● Written instruction: Copy each line in which the string "coupled" occurs.

● Available data:
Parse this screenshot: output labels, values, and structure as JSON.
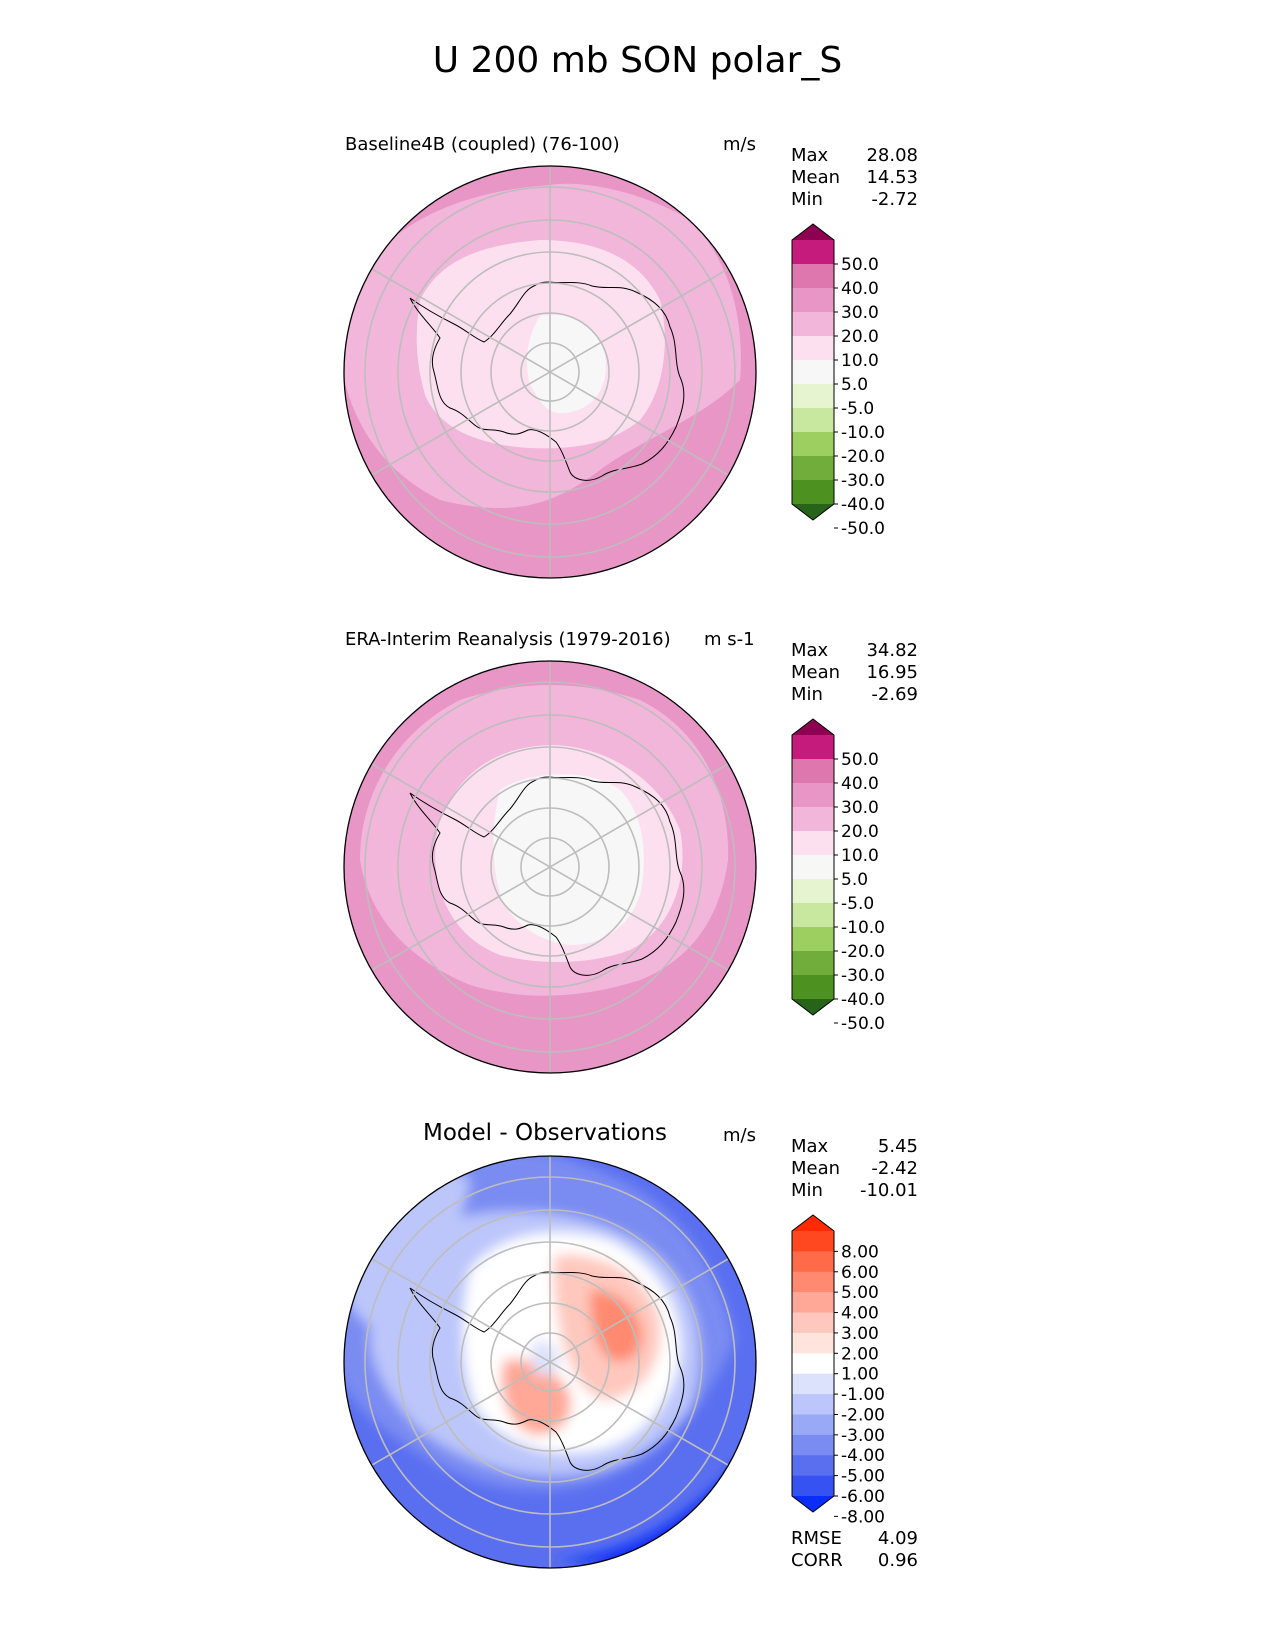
{
  "figure_title": "U 200 mb SON polar_S",
  "panels": [
    {
      "title": "Baseline4B (coupled) (76-100)",
      "units": "m/s",
      "stats": {
        "labels": [
          "Max",
          "Mean",
          "Min"
        ],
        "values": [
          "28.08",
          "14.53",
          "-2.72"
        ]
      },
      "colorbar": {
        "ticks": [
          "50.0",
          "40.0",
          "30.0",
          "20.0",
          "10.0",
          "5.0",
          "-5.0",
          "-10.0",
          "-20.0",
          "-30.0",
          "-40.0",
          "-50.0"
        ],
        "colors": [
          "#8e0152",
          "#c51b7d",
          "#de77ae",
          "#e896c6",
          "#f1b6da",
          "#fde0ef",
          "#f7f7f7",
          "#e6f5d0",
          "#c8e8a0",
          "#9dce60",
          "#71ad3a",
          "#4d9221",
          "#276419"
        ]
      }
    },
    {
      "title": "ERA-Interim Reanalysis (1979-2016)",
      "units": "m s-1",
      "stats": {
        "labels": [
          "Max",
          "Mean",
          "Min"
        ],
        "values": [
          "34.82",
          "16.95",
          "-2.69"
        ]
      },
      "colorbar": {
        "ticks": [
          "50.0",
          "40.0",
          "30.0",
          "20.0",
          "10.0",
          "5.0",
          "-5.0",
          "-10.0",
          "-20.0",
          "-30.0",
          "-40.0",
          "-50.0"
        ],
        "colors": [
          "#8e0152",
          "#c51b7d",
          "#de77ae",
          "#e896c6",
          "#f1b6da",
          "#fde0ef",
          "#f7f7f7",
          "#e6f5d0",
          "#c8e8a0",
          "#9dce60",
          "#71ad3a",
          "#4d9221",
          "#276419"
        ]
      }
    },
    {
      "title": "Model - Observations",
      "units": "m/s",
      "stats": {
        "labels": [
          "Max",
          "Mean",
          "Min"
        ],
        "values": [
          "5.45",
          "-2.42",
          "-10.01"
        ]
      },
      "colorbar": {
        "ticks": [
          "8.00",
          "6.00",
          "5.00",
          "4.00",
          "3.00",
          "2.00",
          "1.00",
          "-1.00",
          "-2.00",
          "-3.00",
          "-4.00",
          "-5.00",
          "-6.00",
          "-8.00"
        ],
        "colors": [
          "#ff2a00",
          "#ff4820",
          "#ff6a48",
          "#ff8a70",
          "#ffa898",
          "#ffc8be",
          "#ffe4de",
          "#ffffff",
          "#dde2fc",
          "#bcc6fa",
          "#9aa9f6",
          "#7a8cf2",
          "#5a6ff0",
          "#3652f2",
          "#0a2ef7"
        ]
      },
      "metrics": {
        "labels": [
          "RMSE",
          "CORR"
        ],
        "values": [
          "4.09",
          "0.96"
        ]
      }
    }
  ],
  "chart_data": {
    "type": "heatmap",
    "title": "U 200 mb SON polar_S",
    "projection": "south polar stereographic",
    "maps": [
      {
        "name": "Baseline4B (coupled) (76-100)",
        "units": "m/s",
        "max": 28.08,
        "mean": 14.53,
        "min": -2.72,
        "levels": [
          -50,
          -40,
          -30,
          -20,
          -10,
          -5,
          5,
          10,
          20,
          30,
          40,
          50
        ]
      },
      {
        "name": "ERA-Interim Reanalysis (1979-2016)",
        "units": "m s-1",
        "max": 34.82,
        "mean": 16.95,
        "min": -2.69,
        "levels": [
          -50,
          -40,
          -30,
          -20,
          -10,
          -5,
          5,
          10,
          20,
          30,
          40,
          50
        ]
      },
      {
        "name": "Model - Observations",
        "units": "m/s",
        "max": 5.45,
        "mean": -2.42,
        "min": -10.01,
        "rmse": 4.09,
        "corr": 0.96,
        "levels": [
          -8,
          -6,
          -5,
          -4,
          -3,
          -2,
          -1,
          1,
          2,
          3,
          4,
          5,
          6,
          8
        ]
      }
    ]
  }
}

● Full answer:
      "title": "Baseline4B (coupled) (76-100)",
        "name": "Baseline4B (coupled) (76-100)",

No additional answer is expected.